* Reading passage *
>> BEGIN

# Bank Advocates Cashless Economy Then Says No Cash In Safety Deposit Boxes



## WhatInThe (Apr 22, 2015)

JP Morgan Chase Bank now has a no cash in safety deposit box policy shortly after an bank executive advocated a cashless society.

http://www.infowars.com/report-jpmorganchase-bans-storage-of-cash-in-its-safety-deposit-boxes/

An electronic transaction economy is not realistic, cheap or private. Is it any wonder that the banksters want to control the flow of money electronically and demand a piece of the action for what would've been simple free cash transaction.


----------



## Son_of_Perdition (Apr 23, 2015)

We already have it with credit cards.  Try to use a credit card on an online gambling site.  We live in the information age, the amount of data we are willing go give up for convience the more control the banks, government and manufactures will have over us.  Credit cards analyze your purchasing habits, advise you in your spending and play big brother.  We will see the day when instantaneous purchases will be critiqued and blocked because you are spending too much on sodas and sweets.  The idea of protection offered by using a credit card versus cash or debit will control you daily.  They will know your location, what you had for lunch and what you stopped at the corner market for dinner.  They will know what movies you watch and what your choices of online viewing are.  

They don't have to insert a chip in your children because you will be providing that information when you get them that iPhone when they turn six.  You smart phone will track your calls, texts, location, how long your talk to your sister, what pictures you take then send or receive and all mobil online activity.  Your smart HDTV can watch and record what snacks you like when watching a movie at home.  You car now has the capabilities to track your mileage, duration of short trips, speed, driving habits and even where you are stopping at.  Cameras are everywhere and can watch and record your every move, argument, littering habits and/or clothing adjustment.

This from Daily Finance by Mitch Lipka


> Nomi collected data from nine million mobile devices in just the first  nine months of 2013, the FTC said, tracking movement both inside and  outside stores, the type of device used, dates and times and even the  phone's signal strength. Collecting all that information, the company  would tell its clients about when customers would walk by without going  in, how long they stayed in the store when they did go in, and whether  they went to other locations of the same chain.


----------



## Cole Slaw (Apr 23, 2015)

Son_of_Perdition said:


> We will see the day when instantaneous purchases will be critiqued and blocked because you are spending too much on sodas and sweets.



I seriously doubt there will ever be a day when the CC company DOESN"T want you to spend money. They don't care what you spend it on, as long as you spend it.

>> END

* To do *
1. Put this sentence from the cashless-economy forum thread above into Spanish: "They don't care what you spend it on, as long as you spend it."
2. Carry on the forum thread about banks, cash and safety deposit boxes from the point where it stops.

* Supplied material *

>> BEGIN

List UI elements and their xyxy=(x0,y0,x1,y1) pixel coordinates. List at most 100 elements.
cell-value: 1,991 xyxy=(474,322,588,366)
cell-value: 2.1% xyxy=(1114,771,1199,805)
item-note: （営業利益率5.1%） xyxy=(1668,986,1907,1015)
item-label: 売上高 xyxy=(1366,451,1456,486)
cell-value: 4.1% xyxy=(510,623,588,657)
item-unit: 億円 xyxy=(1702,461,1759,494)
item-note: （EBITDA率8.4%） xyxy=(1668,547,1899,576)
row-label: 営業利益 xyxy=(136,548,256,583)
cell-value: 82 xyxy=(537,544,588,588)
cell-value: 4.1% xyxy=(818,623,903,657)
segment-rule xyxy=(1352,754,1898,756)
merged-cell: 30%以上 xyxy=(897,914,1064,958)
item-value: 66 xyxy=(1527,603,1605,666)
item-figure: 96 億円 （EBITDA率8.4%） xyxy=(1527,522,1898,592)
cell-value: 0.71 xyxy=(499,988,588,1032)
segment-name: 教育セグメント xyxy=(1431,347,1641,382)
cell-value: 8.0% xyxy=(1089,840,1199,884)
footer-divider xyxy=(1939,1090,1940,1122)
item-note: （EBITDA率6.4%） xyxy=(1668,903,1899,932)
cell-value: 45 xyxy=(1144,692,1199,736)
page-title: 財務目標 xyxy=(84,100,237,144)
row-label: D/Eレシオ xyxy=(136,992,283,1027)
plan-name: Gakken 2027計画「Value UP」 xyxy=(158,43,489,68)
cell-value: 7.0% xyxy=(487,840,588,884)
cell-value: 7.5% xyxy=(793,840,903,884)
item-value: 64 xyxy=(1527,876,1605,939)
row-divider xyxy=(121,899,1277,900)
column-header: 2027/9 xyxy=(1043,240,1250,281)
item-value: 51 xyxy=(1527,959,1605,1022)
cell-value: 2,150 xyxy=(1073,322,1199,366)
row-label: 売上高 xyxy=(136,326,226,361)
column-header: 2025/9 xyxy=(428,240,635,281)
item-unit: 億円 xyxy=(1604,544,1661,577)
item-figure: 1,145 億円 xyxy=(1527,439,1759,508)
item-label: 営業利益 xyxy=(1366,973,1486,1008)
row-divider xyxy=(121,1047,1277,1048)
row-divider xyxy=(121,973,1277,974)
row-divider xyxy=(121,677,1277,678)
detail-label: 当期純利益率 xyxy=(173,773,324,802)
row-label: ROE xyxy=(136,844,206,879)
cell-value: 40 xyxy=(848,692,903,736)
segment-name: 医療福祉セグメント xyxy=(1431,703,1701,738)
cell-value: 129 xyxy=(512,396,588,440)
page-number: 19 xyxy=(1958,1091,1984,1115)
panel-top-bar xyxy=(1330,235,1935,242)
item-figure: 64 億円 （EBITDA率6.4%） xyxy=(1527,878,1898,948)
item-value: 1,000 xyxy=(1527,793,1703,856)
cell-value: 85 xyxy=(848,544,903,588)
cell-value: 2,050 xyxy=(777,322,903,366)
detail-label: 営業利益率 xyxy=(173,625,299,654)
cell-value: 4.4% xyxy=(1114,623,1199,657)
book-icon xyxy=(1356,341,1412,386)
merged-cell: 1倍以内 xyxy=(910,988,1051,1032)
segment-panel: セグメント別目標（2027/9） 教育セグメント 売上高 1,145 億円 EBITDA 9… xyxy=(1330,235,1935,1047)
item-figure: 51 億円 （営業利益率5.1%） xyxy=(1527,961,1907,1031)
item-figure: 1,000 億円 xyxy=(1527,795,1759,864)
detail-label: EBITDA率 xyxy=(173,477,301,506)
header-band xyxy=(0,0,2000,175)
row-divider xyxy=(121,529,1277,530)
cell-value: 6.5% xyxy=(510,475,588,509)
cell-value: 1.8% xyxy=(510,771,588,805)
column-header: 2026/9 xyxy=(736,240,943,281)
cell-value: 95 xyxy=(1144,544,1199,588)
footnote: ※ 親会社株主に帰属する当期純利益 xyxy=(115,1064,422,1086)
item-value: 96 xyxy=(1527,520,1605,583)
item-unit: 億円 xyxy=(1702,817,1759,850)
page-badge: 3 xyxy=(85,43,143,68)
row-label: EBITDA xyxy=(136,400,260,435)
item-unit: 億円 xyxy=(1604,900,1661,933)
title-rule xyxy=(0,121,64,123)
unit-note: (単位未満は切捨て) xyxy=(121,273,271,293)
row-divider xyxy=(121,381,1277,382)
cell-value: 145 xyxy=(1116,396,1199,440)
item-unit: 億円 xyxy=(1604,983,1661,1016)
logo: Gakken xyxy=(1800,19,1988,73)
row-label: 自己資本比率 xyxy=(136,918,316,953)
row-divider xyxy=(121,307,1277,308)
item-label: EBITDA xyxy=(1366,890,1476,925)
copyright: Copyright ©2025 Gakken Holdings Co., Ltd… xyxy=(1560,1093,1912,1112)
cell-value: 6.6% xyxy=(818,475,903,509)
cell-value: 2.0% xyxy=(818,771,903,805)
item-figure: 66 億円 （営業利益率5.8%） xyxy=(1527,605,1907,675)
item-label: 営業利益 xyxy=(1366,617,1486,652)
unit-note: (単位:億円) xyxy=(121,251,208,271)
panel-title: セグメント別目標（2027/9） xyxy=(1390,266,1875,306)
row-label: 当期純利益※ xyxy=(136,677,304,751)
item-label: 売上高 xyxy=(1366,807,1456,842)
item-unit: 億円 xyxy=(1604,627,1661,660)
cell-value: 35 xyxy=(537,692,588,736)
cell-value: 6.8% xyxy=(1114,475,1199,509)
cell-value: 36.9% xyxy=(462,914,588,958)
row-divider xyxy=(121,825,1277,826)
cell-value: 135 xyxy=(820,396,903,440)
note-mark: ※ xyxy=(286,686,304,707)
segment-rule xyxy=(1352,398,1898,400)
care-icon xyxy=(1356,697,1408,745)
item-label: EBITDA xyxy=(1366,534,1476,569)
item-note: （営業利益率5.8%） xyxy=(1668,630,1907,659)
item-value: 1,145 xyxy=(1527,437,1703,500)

>> END

* Results in order *
1. No les importa en qué lo gastes, siempre que lo gastes.

2.
----------



## Son_of_Perdition (Apr 23, 2015)

Cole Slaw said:


> I seriously doubt there will ever be a day when the CC company DOESN"T want you to spend money. They don't care what you spend it on, as long as you spend it.



Oh ya think, from a commentary from Chairman of Signature Bank, Scott A Shay on an interview on CNBC dated: Thursday, 12 Dec 2013 |  7:00  AM ET.



> It is not too far-fetched to wonder if the day might come when the health records of an overweight individual would lead to a situation in which they find that any sugary drink purchase they make through a credit or debit card is declined. Sounds far-fetched but maybe not so.



I've learned never doubt what can happen to our rights anytime someone gets a chance to change it.  Look at the device that auto insurers are pushing to plug into your car to monitor your driving habits.  It may or may not adjust your rates based upon driving, they say it's so you can reduce your rates but it can also be used to increase your rates because you may be following too close to the driver ahead of you.  

Health insurance companies want you healthy to keep them payments coming in.  A healthy policy holder keeps the costs down.  

Also,  I would have placed my last dollar betting against drones delivering my orders from Amazon a few years back.

Try opening an account on an offshore gambling site with a credit card.  You'll find out that someone is watching what you spend your money on.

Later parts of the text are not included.